EXERCISE:
Go through the lines below. Copy those with "after".

PROVIDED RECORDS:
======
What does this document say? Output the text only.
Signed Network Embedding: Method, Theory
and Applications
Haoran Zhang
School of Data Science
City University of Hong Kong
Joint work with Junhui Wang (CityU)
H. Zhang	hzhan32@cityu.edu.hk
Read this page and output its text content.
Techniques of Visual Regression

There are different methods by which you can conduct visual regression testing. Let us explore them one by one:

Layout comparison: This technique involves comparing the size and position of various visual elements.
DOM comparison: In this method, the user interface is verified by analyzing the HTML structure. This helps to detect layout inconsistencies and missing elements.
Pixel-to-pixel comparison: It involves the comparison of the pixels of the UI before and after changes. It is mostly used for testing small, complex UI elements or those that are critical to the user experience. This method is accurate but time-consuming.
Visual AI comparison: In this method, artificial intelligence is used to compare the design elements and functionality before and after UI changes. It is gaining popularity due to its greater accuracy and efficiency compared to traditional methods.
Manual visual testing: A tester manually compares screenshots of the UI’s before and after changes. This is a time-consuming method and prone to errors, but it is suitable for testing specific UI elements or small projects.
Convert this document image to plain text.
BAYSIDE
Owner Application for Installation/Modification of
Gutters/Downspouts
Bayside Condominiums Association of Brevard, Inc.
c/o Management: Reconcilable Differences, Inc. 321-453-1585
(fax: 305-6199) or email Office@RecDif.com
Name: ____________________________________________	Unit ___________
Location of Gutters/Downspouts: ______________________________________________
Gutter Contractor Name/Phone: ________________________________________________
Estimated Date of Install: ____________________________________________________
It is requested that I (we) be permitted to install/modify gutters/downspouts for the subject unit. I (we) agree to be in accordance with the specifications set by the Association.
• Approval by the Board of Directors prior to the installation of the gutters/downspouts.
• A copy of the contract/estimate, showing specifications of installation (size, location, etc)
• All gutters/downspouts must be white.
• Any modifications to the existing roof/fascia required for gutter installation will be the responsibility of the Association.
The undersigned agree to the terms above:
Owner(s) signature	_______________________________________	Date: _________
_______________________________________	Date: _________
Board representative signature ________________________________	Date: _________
======
RESPONSE:
Pixel-to-pixel comparison: It involves the comparison of the pixels of the UI before and after changes. It is mostly used for testing small, complex UI elements or those that are critical to the user experience. This method is accurate but time-consuming.
Visual AI comparison: In this method, artificial intelligence is used to compare the design elements and functionality before and after UI changes. It is gaining popularity due to its greater accuracy and efficiency compared to traditional methods.
Manual visual testing: A tester manually compares screenshots of the UI’s before and after changes. This is a time-consuming method and prone to errors, but it is suitable for testing specific UI elements or small projects.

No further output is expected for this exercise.